TASK TO CARRY OUT:
Return all the data below as it stands, minus the pictures.

[Figure record extracts]
-=-=-
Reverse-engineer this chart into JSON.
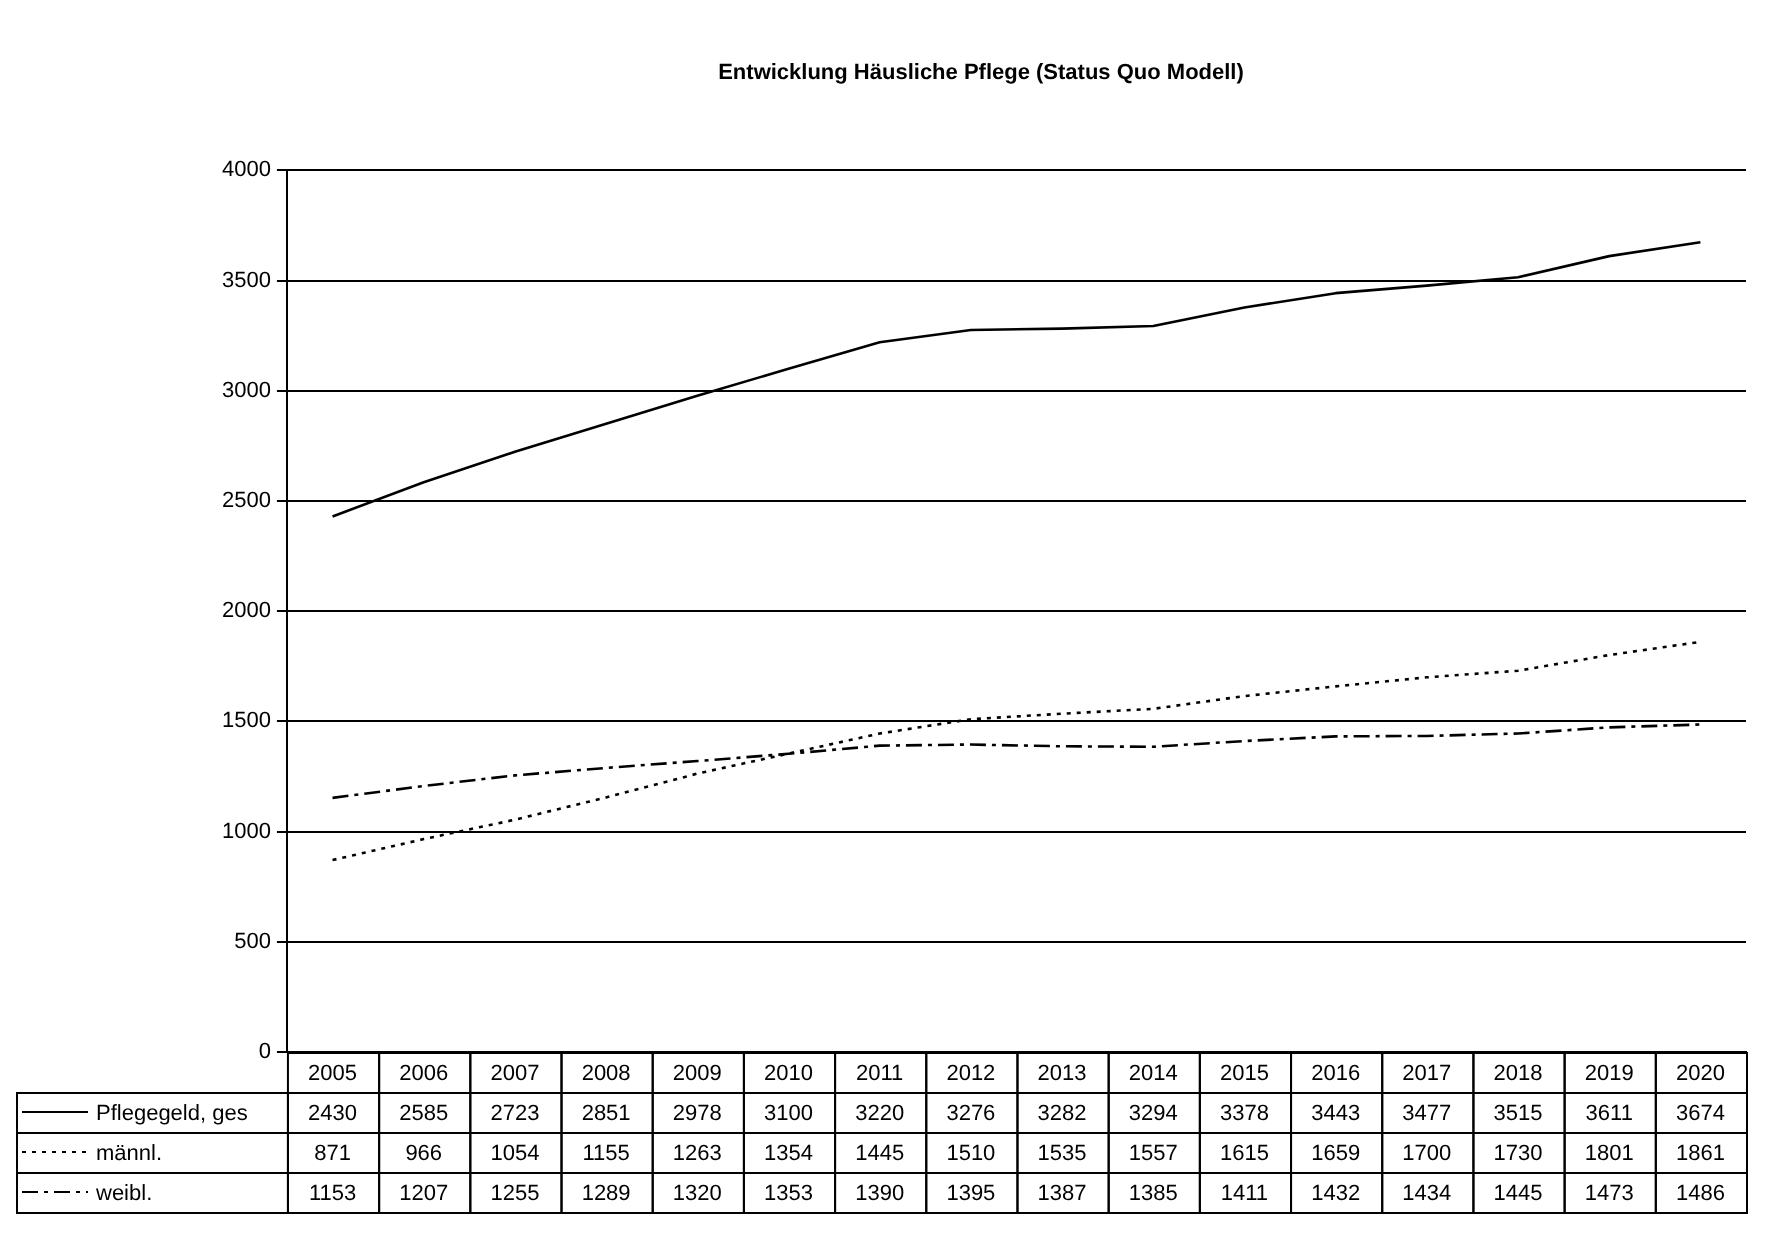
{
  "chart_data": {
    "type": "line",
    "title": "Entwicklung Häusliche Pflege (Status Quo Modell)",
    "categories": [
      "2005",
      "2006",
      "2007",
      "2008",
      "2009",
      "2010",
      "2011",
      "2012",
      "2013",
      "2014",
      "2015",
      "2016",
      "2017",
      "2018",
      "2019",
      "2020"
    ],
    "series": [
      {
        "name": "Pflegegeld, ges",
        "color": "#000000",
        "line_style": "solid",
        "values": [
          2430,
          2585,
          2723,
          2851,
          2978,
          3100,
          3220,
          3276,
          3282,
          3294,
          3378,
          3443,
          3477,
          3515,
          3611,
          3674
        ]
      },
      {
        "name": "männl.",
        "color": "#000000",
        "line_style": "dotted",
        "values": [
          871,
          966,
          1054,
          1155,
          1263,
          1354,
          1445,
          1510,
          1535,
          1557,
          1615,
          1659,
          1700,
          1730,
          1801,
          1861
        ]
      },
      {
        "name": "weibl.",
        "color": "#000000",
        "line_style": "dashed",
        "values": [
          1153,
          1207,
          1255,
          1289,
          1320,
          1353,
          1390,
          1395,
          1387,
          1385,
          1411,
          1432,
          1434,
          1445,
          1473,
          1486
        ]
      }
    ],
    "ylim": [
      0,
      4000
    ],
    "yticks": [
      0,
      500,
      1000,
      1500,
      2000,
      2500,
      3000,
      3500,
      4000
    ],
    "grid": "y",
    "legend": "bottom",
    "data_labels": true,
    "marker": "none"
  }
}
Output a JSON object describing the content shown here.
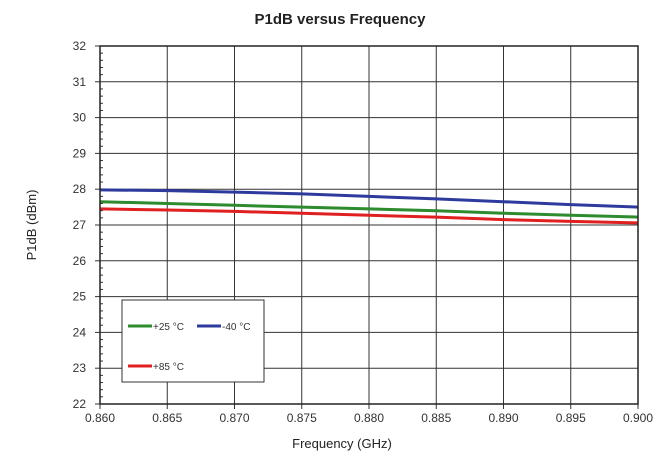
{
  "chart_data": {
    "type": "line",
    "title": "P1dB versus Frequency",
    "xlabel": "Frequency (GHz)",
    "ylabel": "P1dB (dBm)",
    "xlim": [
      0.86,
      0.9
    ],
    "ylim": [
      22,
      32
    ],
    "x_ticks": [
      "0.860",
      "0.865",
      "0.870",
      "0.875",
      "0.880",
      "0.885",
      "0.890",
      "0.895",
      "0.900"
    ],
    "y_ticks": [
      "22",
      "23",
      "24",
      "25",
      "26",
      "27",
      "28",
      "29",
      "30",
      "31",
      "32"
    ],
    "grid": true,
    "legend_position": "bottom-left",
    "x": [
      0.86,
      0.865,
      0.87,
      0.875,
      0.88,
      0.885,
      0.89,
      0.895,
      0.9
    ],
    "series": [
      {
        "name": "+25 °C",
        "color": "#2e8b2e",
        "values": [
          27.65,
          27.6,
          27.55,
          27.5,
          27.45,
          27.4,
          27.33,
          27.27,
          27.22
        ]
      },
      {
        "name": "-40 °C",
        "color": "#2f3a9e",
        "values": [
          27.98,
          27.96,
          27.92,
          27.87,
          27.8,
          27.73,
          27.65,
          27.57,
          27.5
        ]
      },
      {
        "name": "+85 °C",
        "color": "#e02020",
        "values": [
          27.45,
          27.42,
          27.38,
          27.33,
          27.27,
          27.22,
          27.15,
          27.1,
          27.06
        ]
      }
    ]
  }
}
-=-=-
EXERCISE SOLUTION:
Reverse-engineer this chart into JSON.
{
  "chart_data": {
    "type": "line",
    "title": "Entwicklung Häusliche Pflege (Status Quo Modell)",
    "categories": [
      "2005",
      "2006",
      "2007",
      "2008",
      "2009",
      "2010",
      "2011",
      "2012",
      "2013",
      "2014",
      "2015",
      "2016",
      "2017",
      "2018",
      "2019",
      "2020"
    ],
    "series": [
      {
        "name": "Pflegegeld, ges",
        "color": "#000000",
        "line_style": "solid",
        "values": [
          2430,
          2585,
          2723,
          2851,
          2978,
          3100,
          3220,
          3276,
          3282,
          3294,
          3378,
          3443,
          3477,
          3515,
          3611,
          3674
        ]
      },
      {
        "name": "männl.",
        "color": "#000000",
        "line_style": "dotted",
        "values": [
          871,
          966,
          1054,
          1155,
          1263,
          1354,
          1445,
          1510,
          1535,
          1557,
          1615,
          1659,
          1700,
          1730,
          1801,
          1861
        ]
      },
      {
        "name": "weibl.",
        "color": "#000000",
        "line_style": "dashed",
        "values": [
          1153,
          1207,
          1255,
          1289,
          1320,
          1353,
          1390,
          1395,
          1387,
          1385,
          1411,
          1432,
          1434,
          1445,
          1473,
          1486
        ]
      }
    ],
    "ylim": [
      0,
      4000
    ],
    "yticks": [
      0,
      500,
      1000,
      1500,
      2000,
      2500,
      3000,
      3500,
      4000
    ],
    "grid": "y",
    "legend": "bottom",
    "data_labels": true,
    "marker": "none"
  }
}
Output a JSON object describing the content shown here.
{
  "chart_data": {
    "type": "line",
    "title": "P1dB versus Frequency",
    "xlabel": "Frequency (GHz)",
    "ylabel": "P1dB (dBm)",
    "xlim": [
      0.86,
      0.9
    ],
    "ylim": [
      22,
      32
    ],
    "x_ticks": [
      "0.860",
      "0.865",
      "0.870",
      "0.875",
      "0.880",
      "0.885",
      "0.890",
      "0.895",
      "0.900"
    ],
    "y_ticks": [
      "22",
      "23",
      "24",
      "25",
      "26",
      "27",
      "28",
      "29",
      "30",
      "31",
      "32"
    ],
    "grid": true,
    "legend_position": "bottom-left",
    "x": [
      0.86,
      0.865,
      0.87,
      0.875,
      0.88,
      0.885,
      0.89,
      0.895,
      0.9
    ],
    "series": [
      {
        "name": "+25 °C",
        "color": "#2e8b2e",
        "values": [
          27.65,
          27.6,
          27.55,
          27.5,
          27.45,
          27.4,
          27.33,
          27.27,
          27.22
        ]
      },
      {
        "name": "-40 °C",
        "color": "#2f3a9e",
        "values": [
          27.98,
          27.96,
          27.92,
          27.87,
          27.8,
          27.73,
          27.65,
          27.57,
          27.5
        ]
      },
      {
        "name": "+85 °C",
        "color": "#e02020",
        "values": [
          27.45,
          27.42,
          27.38,
          27.33,
          27.27,
          27.22,
          27.15,
          27.1,
          27.06
        ]
      }
    ]
  }
}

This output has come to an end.